>> start Working data

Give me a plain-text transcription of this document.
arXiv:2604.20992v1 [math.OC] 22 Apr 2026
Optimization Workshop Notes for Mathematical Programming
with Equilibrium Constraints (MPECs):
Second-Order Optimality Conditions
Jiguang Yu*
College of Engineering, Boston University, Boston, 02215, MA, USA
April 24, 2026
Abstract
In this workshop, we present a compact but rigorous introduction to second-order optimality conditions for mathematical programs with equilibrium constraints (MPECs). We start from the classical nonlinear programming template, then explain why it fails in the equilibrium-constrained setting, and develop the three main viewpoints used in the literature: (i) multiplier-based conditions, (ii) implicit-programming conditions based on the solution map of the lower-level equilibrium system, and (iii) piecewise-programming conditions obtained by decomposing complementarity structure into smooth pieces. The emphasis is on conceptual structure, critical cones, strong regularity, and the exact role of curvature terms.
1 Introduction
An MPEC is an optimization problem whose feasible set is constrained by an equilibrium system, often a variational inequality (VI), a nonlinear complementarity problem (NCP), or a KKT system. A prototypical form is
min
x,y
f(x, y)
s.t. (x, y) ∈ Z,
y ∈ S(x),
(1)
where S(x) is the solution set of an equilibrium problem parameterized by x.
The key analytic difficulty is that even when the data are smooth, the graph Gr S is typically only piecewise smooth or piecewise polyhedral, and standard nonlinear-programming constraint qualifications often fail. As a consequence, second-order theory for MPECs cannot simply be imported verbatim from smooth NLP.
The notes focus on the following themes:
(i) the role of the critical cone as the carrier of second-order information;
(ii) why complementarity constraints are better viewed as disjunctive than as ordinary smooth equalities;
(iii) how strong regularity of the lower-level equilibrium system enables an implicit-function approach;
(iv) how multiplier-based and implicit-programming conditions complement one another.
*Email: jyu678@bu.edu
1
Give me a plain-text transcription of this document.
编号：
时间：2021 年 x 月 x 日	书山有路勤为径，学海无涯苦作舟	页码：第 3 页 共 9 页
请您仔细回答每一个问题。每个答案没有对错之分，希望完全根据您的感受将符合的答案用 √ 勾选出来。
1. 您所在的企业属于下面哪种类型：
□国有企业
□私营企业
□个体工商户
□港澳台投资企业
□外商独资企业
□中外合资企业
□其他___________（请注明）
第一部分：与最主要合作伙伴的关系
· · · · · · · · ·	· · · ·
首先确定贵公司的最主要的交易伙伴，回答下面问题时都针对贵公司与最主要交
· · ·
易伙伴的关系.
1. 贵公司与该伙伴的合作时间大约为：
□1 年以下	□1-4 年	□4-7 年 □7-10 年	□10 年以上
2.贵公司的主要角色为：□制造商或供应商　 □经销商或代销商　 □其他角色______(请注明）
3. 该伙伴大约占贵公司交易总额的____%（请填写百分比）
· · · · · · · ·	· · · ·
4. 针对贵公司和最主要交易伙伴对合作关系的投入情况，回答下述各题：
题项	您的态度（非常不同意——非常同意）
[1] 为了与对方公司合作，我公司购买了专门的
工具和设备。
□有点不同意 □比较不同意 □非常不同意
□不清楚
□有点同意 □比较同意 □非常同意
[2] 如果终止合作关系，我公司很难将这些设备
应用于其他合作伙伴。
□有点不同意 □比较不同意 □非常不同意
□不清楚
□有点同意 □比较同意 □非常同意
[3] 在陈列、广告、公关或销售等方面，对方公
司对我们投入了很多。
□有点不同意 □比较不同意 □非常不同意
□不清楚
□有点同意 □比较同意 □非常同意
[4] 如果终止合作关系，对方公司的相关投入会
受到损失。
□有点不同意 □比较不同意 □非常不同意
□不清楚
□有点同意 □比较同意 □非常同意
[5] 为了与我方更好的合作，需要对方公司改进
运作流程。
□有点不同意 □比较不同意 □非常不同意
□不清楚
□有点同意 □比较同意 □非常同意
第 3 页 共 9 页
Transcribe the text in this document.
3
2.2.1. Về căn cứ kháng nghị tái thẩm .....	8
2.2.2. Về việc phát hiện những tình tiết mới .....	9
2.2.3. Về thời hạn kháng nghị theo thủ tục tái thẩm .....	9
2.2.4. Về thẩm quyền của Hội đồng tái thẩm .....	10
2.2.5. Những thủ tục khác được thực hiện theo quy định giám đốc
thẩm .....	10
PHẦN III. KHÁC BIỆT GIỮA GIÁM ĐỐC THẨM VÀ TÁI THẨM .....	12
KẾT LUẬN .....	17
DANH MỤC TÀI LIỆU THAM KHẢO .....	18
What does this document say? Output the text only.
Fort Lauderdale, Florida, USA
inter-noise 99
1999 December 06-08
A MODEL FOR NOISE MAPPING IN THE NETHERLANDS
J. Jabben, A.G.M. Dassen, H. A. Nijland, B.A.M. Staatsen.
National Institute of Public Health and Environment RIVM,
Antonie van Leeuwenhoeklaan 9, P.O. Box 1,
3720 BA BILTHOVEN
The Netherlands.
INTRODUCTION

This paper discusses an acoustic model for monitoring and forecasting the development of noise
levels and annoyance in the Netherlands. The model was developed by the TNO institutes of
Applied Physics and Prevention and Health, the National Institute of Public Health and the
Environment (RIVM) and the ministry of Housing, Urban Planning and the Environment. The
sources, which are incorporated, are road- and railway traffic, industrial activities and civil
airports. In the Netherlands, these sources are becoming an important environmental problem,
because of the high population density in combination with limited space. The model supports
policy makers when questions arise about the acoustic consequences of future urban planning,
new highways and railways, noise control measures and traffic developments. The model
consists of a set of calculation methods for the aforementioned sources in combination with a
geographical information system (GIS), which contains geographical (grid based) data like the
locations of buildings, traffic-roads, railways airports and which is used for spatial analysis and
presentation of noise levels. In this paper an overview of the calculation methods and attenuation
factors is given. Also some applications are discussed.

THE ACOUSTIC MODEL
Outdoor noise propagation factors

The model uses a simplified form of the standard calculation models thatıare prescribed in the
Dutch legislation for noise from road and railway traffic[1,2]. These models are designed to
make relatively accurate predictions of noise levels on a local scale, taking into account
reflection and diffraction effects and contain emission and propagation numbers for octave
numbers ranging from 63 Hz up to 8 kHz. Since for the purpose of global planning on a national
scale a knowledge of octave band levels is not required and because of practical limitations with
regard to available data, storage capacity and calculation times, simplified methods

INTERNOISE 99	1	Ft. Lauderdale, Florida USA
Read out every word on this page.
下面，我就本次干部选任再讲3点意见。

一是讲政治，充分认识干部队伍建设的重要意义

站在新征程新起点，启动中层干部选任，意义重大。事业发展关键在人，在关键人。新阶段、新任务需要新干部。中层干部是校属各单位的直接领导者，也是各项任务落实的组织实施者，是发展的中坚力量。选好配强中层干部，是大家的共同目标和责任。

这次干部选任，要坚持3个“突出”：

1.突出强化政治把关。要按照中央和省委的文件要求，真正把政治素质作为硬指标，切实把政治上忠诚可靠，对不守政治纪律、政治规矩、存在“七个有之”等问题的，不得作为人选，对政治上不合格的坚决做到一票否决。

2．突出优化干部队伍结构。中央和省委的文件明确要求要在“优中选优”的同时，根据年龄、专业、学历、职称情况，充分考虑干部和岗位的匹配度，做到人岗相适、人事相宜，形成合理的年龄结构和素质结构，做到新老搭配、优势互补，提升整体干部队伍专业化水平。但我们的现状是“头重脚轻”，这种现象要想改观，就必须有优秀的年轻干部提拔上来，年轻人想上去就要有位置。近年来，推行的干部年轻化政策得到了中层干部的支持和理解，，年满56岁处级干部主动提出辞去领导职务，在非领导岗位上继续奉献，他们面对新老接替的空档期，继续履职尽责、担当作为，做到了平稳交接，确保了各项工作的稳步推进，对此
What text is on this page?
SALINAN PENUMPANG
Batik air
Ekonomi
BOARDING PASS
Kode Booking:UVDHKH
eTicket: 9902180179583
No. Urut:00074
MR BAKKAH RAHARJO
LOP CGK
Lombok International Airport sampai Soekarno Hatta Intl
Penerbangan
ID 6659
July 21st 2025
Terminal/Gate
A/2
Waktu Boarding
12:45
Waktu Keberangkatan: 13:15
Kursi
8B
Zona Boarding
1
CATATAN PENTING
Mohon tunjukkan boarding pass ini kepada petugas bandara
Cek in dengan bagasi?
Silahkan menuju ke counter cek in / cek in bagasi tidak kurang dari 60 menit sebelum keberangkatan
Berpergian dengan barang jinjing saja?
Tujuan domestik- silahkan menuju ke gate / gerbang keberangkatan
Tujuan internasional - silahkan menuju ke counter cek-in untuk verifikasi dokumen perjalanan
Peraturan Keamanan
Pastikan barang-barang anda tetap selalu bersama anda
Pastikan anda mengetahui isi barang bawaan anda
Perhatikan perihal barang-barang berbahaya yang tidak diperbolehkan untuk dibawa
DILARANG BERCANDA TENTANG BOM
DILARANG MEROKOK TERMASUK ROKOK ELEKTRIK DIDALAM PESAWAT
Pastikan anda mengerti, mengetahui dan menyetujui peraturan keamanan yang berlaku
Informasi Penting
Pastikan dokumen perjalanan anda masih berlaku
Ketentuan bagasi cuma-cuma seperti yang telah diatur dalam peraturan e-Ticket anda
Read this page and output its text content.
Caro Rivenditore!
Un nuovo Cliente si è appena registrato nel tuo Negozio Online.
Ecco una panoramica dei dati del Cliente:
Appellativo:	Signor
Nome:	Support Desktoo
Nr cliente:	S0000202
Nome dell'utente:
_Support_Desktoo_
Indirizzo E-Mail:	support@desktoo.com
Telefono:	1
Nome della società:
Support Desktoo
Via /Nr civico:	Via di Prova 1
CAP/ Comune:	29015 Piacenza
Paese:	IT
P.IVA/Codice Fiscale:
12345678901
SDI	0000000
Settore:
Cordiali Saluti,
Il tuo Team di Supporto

>> end Working data

Lines in the records that hold the word "What" are to be counted; give only the total.

2